### Directions for this task
Will you extract the entries word for word? Images should not appear in the copy.

### Data entries
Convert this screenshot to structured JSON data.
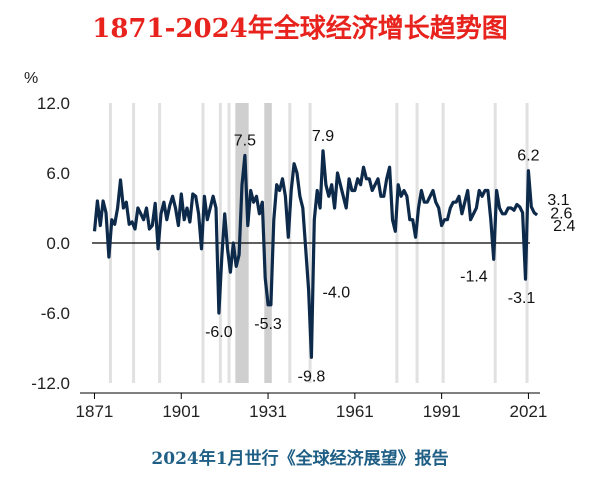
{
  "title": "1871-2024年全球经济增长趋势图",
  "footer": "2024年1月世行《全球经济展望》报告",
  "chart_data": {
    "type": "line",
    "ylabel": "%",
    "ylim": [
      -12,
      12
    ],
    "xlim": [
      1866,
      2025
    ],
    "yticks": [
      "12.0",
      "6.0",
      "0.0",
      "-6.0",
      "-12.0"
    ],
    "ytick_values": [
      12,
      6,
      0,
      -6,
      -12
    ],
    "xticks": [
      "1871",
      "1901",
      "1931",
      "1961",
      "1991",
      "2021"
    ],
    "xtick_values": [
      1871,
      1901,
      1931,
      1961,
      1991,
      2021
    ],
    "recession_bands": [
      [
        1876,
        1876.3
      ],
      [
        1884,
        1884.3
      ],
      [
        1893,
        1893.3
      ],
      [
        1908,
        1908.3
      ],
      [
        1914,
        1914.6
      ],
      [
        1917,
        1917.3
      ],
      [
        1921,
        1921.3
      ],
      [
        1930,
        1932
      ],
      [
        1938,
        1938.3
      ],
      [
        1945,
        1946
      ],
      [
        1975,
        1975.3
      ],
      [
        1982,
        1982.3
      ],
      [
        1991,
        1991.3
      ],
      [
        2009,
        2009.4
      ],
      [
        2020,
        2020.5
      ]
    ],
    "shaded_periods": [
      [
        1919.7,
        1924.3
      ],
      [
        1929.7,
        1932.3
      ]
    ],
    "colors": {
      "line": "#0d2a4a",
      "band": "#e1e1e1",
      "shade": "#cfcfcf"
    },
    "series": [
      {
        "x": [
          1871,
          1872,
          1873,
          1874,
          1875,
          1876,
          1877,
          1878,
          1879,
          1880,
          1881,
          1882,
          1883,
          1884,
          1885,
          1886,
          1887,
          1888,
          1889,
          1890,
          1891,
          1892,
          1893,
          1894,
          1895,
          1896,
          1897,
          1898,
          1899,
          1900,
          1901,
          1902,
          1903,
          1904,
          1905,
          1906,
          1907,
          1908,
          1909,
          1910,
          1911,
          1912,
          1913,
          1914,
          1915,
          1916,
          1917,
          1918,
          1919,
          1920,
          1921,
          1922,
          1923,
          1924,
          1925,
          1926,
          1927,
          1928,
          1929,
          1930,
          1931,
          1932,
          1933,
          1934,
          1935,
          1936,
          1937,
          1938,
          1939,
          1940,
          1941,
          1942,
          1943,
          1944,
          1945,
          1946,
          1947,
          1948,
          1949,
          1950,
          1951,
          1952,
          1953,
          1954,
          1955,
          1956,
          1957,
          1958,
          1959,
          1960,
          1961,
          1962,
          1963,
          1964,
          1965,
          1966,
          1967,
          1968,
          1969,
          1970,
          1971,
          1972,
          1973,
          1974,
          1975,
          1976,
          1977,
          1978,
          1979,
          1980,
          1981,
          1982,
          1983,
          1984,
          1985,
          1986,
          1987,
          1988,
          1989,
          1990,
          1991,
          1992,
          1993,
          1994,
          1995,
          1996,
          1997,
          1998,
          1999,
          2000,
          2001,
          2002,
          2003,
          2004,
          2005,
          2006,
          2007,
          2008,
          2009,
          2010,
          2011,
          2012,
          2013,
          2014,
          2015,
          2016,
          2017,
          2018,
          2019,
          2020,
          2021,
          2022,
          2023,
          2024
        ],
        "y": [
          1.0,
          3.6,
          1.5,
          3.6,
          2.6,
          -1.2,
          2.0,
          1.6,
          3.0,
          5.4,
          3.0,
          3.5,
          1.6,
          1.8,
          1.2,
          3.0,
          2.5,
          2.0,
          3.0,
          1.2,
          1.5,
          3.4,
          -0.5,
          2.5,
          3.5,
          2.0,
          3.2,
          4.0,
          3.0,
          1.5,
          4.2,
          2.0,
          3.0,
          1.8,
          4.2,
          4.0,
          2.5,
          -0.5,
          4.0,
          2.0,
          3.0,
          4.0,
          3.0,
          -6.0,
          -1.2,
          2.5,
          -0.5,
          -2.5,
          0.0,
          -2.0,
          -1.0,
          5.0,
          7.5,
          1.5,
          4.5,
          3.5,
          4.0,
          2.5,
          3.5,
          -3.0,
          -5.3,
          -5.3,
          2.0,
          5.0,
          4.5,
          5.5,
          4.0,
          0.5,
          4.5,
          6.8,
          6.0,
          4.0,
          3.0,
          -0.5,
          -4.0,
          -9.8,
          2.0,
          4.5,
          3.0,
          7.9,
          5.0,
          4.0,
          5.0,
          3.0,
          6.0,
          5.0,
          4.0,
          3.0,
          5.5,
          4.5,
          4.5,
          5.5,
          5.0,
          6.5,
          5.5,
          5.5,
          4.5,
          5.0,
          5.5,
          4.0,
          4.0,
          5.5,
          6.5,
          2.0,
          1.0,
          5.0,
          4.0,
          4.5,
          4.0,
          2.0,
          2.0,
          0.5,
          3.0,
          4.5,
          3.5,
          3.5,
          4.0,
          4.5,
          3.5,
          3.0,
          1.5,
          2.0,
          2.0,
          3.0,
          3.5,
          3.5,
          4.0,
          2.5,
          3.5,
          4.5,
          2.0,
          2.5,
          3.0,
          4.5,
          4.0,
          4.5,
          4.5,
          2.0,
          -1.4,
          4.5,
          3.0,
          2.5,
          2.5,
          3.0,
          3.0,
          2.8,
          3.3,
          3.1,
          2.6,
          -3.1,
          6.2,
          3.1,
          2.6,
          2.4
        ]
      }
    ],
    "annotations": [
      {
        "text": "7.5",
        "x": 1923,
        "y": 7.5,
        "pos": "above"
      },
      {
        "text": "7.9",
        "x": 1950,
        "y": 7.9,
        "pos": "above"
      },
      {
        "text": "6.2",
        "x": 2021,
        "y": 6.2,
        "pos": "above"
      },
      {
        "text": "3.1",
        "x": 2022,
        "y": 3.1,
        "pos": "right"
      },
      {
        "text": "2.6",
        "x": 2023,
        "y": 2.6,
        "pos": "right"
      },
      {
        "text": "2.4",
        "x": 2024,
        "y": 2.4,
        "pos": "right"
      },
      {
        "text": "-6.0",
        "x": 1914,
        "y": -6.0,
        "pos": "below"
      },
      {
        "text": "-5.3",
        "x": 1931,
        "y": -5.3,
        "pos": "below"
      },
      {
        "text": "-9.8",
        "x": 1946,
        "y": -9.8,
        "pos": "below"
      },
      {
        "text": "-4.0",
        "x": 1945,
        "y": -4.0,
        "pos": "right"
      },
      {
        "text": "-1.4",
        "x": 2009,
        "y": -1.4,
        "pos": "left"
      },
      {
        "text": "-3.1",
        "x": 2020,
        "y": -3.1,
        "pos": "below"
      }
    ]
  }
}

### Task answer
Convert this screenshot to structured JSON data.
{
  "title": "1871-2024年全球经济增长趋势图",
  "footer": "2024年1月世行《全球经济展望》报告",
  "chart_data": {
    "type": "line",
    "ylabel": "%",
    "ylim": [
      -12,
      12
    ],
    "xlim": [
      1866,
      2025
    ],
    "yticks": [
      "12.0",
      "6.0",
      "0.0",
      "-6.0",
      "-12.0"
    ],
    "ytick_values": [
      12,
      6,
      0,
      -6,
      -12
    ],
    "xticks": [
      "1871",
      "1901",
      "1931",
      "1961",
      "1991",
      "2021"
    ],
    "xtick_values": [
      1871,
      1901,
      1931,
      1961,
      1991,
      2021
    ],
    "recession_bands": [
      [
        1876,
        1876.3
      ],
      [
        1884,
        1884.3
      ],
      [
        1893,
        1893.3
      ],
      [
        1908,
        1908.3
      ],
      [
        1914,
        1914.6
      ],
      [
        1917,
        1917.3
      ],
      [
        1921,
        1921.3
      ],
      [
        1930,
        1932
      ],
      [
        1938,
        1938.3
      ],
      [
        1945,
        1946
      ],
      [
        1975,
        1975.3
      ],
      [
        1982,
        1982.3
      ],
      [
        1991,
        1991.3
      ],
      [
        2009,
        2009.4
      ],
      [
        2020,
        2020.5
      ]
    ],
    "shaded_periods": [
      [
        1919.7,
        1924.3
      ],
      [
        1929.7,
        1932.3
      ]
    ],
    "colors": {
      "line": "#0d2a4a",
      "band": "#e1e1e1",
      "shade": "#cfcfcf"
    },
    "series": [
      {
        "x": [
          1871,
          1872,
          1873,
          1874,
          1875,
          1876,
          1877,
          1878,
          1879,
          1880,
          1881,
          1882,
          1883,
          1884,
          1885,
          1886,
          1887,
          1888,
          1889,
          1890,
          1891,
          1892,
          1893,
          1894,
          1895,
          1896,
          1897,
          1898,
          1899,
          1900,
          1901,
          1902,
          1903,
          1904,
          1905,
          1906,
          1907,
          1908,
          1909,
          1910,
          1911,
          1912,
          1913,
          1914,
          1915,
          1916,
          1917,
          1918,
          1919,
          1920,
          1921,
          1922,
          1923,
          1924,
          1925,
          1926,
          1927,
          1928,
          1929,
          1930,
          1931,
          1932,
          1933,
          1934,
          1935,
          1936,
          1937,
          1938,
          1939,
          1940,
          1941,
          1942,
          1943,
          1944,
          1945,
          1946,
          1947,
          1948,
          1949,
          1950,
          1951,
          1952,
          1953,
          1954,
          1955,
          1956,
          1957,
          1958,
          1959,
          1960,
          1961,
          1962,
          1963,
          1964,
          1965,
          1966,
          1967,
          1968,
          1969,
          1970,
          1971,
          1972,
          1973,
          1974,
          1975,
          1976,
          1977,
          1978,
          1979,
          1980,
          1981,
          1982,
          1983,
          1984,
          1985,
          1986,
          1987,
          1988,
          1989,
          1990,
          1991,
          1992,
          1993,
          1994,
          1995,
          1996,
          1997,
          1998,
          1999,
          2000,
          2001,
          2002,
          2003,
          2004,
          2005,
          2006,
          2007,
          2008,
          2009,
          2010,
          2011,
          2012,
          2013,
          2014,
          2015,
          2016,
          2017,
          2018,
          2019,
          2020,
          2021,
          2022,
          2023,
          2024
        ],
        "y": [
          1.0,
          3.6,
          1.5,
          3.6,
          2.6,
          -1.2,
          2.0,
          1.6,
          3.0,
          5.4,
          3.0,
          3.5,
          1.6,
          1.8,
          1.2,
          3.0,
          2.5,
          2.0,
          3.0,
          1.2,
          1.5,
          3.4,
          -0.5,
          2.5,
          3.5,
          2.0,
          3.2,
          4.0,
          3.0,
          1.5,
          4.2,
          2.0,
          3.0,
          1.8,
          4.2,
          4.0,
          2.5,
          -0.5,
          4.0,
          2.0,
          3.0,
          4.0,
          3.0,
          -6.0,
          -1.2,
          2.5,
          -0.5,
          -2.5,
          0.0,
          -2.0,
          -1.0,
          5.0,
          7.5,
          1.5,
          4.5,
          3.5,
          4.0,
          2.5,
          3.5,
          -3.0,
          -5.3,
          -5.3,
          2.0,
          5.0,
          4.5,
          5.5,
          4.0,
          0.5,
          4.5,
          6.8,
          6.0,
          4.0,
          3.0,
          -0.5,
          -4.0,
          -9.8,
          2.0,
          4.5,
          3.0,
          7.9,
          5.0,
          4.0,
          5.0,
          3.0,
          6.0,
          5.0,
          4.0,
          3.0,
          5.5,
          4.5,
          4.5,
          5.5,
          5.0,
          6.5,
          5.5,
          5.5,
          4.5,
          5.0,
          5.5,
          4.0,
          4.0,
          5.5,
          6.5,
          2.0,
          1.0,
          5.0,
          4.0,
          4.5,
          4.0,
          2.0,
          2.0,
          0.5,
          3.0,
          4.5,
          3.5,
          3.5,
          4.0,
          4.5,
          3.5,
          3.0,
          1.5,
          2.0,
          2.0,
          3.0,
          3.5,
          3.5,
          4.0,
          2.5,
          3.5,
          4.5,
          2.0,
          2.5,
          3.0,
          4.5,
          4.0,
          4.5,
          4.5,
          2.0,
          -1.4,
          4.5,
          3.0,
          2.5,
          2.5,
          3.0,
          3.0,
          2.8,
          3.3,
          3.1,
          2.6,
          -3.1,
          6.2,
          3.1,
          2.6,
          2.4
        ]
      }
    ],
    "annotations": [
      {
        "text": "7.5",
        "x": 1923,
        "y": 7.5,
        "pos": "above"
      },
      {
        "text": "7.9",
        "x": 1950,
        "y": 7.9,
        "pos": "above"
      },
      {
        "text": "6.2",
        "x": 2021,
        "y": 6.2,
        "pos": "above"
      },
      {
        "text": "3.1",
        "x": 2022,
        "y": 3.1,
        "pos": "right"
      },
      {
        "text": "2.6",
        "x": 2023,
        "y": 2.6,
        "pos": "right"
      },
      {
        "text": "2.4",
        "x": 2024,
        "y": 2.4,
        "pos": "right"
      },
      {
        "text": "-6.0",
        "x": 1914,
        "y": -6.0,
        "pos": "below"
      },
      {
        "text": "-5.3",
        "x": 1931,
        "y": -5.3,
        "pos": "below"
      },
      {
        "text": "-9.8",
        "x": 1946,
        "y": -9.8,
        "pos": "below"
      },
      {
        "text": "-4.0",
        "x": 1945,
        "y": -4.0,
        "pos": "right"
      },
      {
        "text": "-1.4",
        "x": 2009,
        "y": -1.4,
        "pos": "left"
      },
      {
        "text": "-3.1",
        "x": 2020,
        "y": -3.1,
        "pos": "below"
      }
    ]
  }
}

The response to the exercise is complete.